— Begin DATA PROVIDED —

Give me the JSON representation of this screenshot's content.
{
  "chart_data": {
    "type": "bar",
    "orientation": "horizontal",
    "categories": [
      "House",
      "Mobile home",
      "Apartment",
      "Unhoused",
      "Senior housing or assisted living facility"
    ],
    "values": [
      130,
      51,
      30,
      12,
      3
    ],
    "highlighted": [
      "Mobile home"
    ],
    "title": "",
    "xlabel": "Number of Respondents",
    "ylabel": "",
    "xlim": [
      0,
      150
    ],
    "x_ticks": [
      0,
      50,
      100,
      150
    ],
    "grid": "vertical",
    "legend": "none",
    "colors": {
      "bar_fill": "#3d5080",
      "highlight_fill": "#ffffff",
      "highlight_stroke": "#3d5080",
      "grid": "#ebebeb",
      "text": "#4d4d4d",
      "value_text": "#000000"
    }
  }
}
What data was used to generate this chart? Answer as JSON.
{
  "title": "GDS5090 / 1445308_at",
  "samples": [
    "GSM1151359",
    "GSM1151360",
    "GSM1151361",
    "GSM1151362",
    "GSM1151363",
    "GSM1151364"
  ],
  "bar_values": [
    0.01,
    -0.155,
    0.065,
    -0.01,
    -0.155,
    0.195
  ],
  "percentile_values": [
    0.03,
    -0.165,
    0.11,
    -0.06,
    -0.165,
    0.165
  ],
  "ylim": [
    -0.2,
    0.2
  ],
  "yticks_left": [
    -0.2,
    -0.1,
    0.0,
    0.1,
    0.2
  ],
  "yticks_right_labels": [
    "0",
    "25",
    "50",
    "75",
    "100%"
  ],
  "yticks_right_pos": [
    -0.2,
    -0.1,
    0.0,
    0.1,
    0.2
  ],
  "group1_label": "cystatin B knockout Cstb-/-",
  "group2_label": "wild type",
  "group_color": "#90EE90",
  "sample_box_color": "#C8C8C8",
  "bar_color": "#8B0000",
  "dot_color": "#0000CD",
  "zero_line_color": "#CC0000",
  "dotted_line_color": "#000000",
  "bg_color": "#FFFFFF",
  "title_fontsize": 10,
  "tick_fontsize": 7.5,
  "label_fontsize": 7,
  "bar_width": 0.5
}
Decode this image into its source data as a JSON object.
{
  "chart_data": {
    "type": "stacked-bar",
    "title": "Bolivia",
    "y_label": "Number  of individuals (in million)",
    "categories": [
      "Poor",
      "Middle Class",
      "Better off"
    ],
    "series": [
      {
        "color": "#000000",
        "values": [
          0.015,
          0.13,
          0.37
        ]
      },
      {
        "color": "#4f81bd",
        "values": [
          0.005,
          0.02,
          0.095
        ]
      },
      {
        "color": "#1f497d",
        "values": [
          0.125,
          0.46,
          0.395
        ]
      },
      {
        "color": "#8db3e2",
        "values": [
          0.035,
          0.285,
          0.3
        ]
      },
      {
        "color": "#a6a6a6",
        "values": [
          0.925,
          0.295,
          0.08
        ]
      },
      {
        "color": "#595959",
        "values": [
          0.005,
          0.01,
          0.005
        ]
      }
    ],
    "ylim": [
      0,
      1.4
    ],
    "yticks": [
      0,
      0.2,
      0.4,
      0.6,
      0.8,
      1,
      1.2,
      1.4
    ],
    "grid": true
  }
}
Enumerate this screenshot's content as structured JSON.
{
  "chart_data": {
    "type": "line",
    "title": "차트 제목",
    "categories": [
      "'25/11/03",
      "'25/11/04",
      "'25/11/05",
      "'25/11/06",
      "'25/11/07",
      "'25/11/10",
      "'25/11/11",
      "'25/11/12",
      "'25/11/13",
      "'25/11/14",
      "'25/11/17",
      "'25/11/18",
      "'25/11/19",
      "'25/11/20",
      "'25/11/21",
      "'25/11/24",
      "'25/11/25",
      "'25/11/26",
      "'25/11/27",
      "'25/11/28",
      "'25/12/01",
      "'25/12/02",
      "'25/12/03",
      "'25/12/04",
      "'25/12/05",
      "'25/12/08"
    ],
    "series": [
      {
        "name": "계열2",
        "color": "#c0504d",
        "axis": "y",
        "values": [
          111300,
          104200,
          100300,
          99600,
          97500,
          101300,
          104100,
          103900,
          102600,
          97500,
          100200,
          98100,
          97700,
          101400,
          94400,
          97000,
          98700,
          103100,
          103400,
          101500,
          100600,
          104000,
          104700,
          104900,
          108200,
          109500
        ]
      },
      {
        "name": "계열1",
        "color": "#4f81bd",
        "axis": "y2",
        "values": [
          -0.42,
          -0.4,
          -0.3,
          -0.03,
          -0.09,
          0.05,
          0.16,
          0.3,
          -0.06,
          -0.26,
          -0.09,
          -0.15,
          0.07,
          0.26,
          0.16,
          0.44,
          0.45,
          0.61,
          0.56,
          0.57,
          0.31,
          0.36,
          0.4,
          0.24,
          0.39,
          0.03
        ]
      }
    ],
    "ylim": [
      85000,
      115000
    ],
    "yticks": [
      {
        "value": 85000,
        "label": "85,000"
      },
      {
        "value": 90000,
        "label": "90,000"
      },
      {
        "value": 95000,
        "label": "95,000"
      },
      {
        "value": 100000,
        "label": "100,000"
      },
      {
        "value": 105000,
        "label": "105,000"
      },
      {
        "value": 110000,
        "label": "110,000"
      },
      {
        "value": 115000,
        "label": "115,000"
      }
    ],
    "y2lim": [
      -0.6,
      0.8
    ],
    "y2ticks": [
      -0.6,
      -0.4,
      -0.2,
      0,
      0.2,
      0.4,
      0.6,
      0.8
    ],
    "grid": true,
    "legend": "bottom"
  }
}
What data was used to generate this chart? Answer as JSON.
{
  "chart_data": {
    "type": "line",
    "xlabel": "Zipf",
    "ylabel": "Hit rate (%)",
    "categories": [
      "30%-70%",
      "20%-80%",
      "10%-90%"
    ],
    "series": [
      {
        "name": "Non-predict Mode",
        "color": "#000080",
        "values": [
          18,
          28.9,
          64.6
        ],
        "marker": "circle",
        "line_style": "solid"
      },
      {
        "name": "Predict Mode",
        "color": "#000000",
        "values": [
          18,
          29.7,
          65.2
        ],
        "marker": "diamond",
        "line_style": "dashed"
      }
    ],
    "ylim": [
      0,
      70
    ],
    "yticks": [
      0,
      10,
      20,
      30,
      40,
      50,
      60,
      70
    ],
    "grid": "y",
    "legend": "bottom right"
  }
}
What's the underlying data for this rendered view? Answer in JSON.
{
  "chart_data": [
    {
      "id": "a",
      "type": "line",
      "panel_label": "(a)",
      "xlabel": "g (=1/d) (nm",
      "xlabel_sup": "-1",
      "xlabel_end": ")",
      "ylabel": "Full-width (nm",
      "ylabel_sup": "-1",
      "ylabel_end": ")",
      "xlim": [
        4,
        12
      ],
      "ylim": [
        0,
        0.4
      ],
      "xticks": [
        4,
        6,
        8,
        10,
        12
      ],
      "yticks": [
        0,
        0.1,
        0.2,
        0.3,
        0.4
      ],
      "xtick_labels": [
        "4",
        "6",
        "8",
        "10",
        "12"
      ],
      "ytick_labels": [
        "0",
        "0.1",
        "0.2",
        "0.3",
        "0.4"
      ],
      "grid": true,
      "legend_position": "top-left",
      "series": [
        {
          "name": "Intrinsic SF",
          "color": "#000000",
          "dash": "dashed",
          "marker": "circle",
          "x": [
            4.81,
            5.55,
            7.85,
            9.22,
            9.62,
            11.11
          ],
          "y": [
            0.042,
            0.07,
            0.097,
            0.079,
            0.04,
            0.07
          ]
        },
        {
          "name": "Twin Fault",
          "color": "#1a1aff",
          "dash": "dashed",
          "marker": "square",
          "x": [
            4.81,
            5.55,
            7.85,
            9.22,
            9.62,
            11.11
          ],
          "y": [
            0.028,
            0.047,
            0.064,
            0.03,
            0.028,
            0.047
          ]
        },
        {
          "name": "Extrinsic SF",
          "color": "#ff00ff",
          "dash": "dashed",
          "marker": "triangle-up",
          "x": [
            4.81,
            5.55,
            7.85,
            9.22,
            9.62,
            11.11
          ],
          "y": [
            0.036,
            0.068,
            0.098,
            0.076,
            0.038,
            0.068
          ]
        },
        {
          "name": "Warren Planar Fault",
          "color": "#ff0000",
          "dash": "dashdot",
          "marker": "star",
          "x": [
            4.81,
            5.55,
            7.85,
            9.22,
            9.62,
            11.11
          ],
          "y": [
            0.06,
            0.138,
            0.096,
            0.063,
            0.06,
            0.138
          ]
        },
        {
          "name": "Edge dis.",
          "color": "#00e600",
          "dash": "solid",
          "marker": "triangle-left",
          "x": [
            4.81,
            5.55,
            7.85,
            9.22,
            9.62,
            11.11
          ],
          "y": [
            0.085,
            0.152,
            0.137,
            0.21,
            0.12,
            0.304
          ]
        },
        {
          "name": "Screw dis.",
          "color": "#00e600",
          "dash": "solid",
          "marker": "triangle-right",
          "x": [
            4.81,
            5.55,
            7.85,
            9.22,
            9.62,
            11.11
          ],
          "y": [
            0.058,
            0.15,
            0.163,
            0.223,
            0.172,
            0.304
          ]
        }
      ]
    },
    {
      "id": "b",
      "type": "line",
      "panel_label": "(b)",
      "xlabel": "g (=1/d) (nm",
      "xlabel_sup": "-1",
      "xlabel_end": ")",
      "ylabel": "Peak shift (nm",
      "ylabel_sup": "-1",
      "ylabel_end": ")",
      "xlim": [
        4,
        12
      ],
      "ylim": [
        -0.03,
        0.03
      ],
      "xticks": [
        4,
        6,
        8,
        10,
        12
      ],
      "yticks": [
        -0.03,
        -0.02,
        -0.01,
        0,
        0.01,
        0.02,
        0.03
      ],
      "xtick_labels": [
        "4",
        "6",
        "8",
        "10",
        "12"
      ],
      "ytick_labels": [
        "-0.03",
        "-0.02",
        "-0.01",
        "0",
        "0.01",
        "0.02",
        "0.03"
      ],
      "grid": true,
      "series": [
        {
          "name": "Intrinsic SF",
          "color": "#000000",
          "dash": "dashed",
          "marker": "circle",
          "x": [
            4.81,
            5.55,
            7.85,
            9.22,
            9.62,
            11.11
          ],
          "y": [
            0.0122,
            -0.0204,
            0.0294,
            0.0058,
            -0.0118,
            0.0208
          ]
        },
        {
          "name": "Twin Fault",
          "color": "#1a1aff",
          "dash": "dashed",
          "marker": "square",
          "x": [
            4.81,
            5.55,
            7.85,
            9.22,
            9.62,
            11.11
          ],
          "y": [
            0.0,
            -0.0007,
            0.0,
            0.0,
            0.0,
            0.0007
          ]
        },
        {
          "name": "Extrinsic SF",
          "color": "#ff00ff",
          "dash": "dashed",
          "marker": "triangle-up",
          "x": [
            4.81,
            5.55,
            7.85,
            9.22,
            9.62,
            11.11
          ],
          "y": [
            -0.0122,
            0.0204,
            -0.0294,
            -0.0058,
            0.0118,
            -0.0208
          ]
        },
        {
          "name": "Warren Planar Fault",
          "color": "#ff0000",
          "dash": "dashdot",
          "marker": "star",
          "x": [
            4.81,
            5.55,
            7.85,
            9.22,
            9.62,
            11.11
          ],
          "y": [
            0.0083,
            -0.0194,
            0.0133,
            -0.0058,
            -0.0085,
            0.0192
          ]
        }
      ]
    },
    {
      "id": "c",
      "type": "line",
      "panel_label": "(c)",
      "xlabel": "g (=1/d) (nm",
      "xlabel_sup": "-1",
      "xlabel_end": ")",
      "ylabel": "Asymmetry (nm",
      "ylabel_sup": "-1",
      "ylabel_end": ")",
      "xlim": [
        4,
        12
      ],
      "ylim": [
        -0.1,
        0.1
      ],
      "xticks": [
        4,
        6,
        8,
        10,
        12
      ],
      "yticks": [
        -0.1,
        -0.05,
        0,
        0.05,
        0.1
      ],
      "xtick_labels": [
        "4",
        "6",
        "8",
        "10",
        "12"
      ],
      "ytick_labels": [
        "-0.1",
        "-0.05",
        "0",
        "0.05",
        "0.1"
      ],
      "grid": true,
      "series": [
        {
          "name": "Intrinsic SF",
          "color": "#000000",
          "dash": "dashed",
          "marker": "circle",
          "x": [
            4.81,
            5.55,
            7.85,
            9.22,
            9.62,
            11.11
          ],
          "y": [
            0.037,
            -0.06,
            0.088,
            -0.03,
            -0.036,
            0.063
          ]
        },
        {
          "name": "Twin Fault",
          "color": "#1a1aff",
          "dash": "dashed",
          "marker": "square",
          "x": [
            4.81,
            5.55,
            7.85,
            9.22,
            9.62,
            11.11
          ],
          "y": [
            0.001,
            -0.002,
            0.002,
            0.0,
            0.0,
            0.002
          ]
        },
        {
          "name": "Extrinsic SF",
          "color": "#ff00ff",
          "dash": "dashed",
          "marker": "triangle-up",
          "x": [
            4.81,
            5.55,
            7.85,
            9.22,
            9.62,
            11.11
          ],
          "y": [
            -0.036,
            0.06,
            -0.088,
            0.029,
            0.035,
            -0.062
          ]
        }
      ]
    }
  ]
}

— End DATA PROVIDED —

WHAT IS NEEDED:
Using the records above, select and copy every line that has the word "Number".

WORKED ANSWER:
    "xlabel": "Number of Respondents",
    "y_label": "Number  of individuals (in million)",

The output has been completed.